The request ::
Reproduce all of the listing below without alteration.

(Stored data)
* begin *

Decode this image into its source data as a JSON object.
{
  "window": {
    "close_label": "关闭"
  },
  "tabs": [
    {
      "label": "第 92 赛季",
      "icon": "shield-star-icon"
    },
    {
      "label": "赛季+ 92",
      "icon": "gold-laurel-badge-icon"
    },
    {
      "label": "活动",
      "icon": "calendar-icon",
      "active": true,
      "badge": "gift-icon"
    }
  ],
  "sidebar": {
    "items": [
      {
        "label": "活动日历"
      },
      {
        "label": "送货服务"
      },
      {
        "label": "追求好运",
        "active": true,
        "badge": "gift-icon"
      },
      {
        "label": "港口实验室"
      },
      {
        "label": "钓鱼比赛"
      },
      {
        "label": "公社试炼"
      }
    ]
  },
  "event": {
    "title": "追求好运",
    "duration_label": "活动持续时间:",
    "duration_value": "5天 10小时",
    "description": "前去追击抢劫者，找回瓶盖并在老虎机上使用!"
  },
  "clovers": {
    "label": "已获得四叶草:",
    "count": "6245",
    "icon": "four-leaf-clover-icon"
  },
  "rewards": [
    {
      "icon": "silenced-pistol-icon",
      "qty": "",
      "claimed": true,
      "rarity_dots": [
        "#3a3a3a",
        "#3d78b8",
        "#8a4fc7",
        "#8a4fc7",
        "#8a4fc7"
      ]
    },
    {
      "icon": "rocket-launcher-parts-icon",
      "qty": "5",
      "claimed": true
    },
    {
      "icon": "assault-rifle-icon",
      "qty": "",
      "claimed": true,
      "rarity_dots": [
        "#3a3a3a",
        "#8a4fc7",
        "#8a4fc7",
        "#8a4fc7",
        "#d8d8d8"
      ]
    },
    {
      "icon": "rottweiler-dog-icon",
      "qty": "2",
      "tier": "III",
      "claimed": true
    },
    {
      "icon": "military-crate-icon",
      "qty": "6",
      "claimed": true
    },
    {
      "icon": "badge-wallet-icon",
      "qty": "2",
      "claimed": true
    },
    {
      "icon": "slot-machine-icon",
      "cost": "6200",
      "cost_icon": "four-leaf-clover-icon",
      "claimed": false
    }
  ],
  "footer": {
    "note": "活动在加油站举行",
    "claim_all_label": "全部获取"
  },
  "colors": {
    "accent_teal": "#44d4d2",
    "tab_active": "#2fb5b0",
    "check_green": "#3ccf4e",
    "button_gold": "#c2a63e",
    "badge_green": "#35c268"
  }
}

* end *

Problem solution ::
Decode this image into its source data as a JSON object.
{
  "window": {
    "close_label": "关闭"
  },
  "tabs": [
    {
      "label": "第 92 赛季",
      "icon": "shield-star-icon"
    },
    {
      "label": "赛季+ 92",
      "icon": "gold-laurel-badge-icon"
    },
    {
      "label": "活动",
      "icon": "calendar-icon",
      "active": true,
      "badge": "gift-icon"
    }
  ],
  "sidebar": {
    "items": [
      {
        "label": "活动日历"
      },
      {
        "label": "送货服务"
      },
      {
        "label": "追求好运",
        "active": true,
        "badge": "gift-icon"
      },
      {
        "label": "港口实验室"
      },
      {
        "label": "钓鱼比赛"
      },
      {
        "label": "公社试炼"
      }
    ]
  },
  "event": {
    "title": "追求好运",
    "duration_label": "活动持续时间:",
    "duration_value": "5天 10小时",
    "description": "前去追击抢劫者，找回瓶盖并在老虎机上使用!"
  },
  "clovers": {
    "label": "已获得四叶草:",
    "count": "6245",
    "icon": "four-leaf-clover-icon"
  },
  "rewards": [
    {
      "icon": "silenced-pistol-icon",
      "qty": "",
      "claimed": true,
      "rarity_dots": [
        "#3a3a3a",
        "#3d78b8",
        "#8a4fc7",
        "#8a4fc7",
        "#8a4fc7"
      ]
    },
    {
      "icon": "rocket-launcher-parts-icon",
      "qty": "5",
      "claimed": true
    },
    {
      "icon": "assault-rifle-icon",
      "qty": "",
      "claimed": true,
      "rarity_dots": [
        "#3a3a3a",
        "#8a4fc7",
        "#8a4fc7",
        "#8a4fc7",
        "#d8d8d8"
      ]
    },
    {
      "icon": "rottweiler-dog-icon",
      "qty": "2",
      "tier": "III",
      "claimed": true
    },
    {
      "icon": "military-crate-icon",
      "qty": "6",
      "claimed": true
    },
    {
      "icon": "badge-wallet-icon",
      "qty": "2",
      "claimed": true
    },
    {
      "icon": "slot-machine-icon",
      "cost": "6200",
      "cost_icon": "four-leaf-clover-icon",
      "claimed": false
    }
  ],
  "footer": {
    "note": "活动在加油站举行",
    "claim_all_label": "全部获取"
  },
  "colors": {
    "accent_teal": "#44d4d2",
    "tab_active": "#2fb5b0",
    "check_green": "#3ccf4e",
    "button_gold": "#c2a63e",
    "badge_green": "#35c268"
  }
}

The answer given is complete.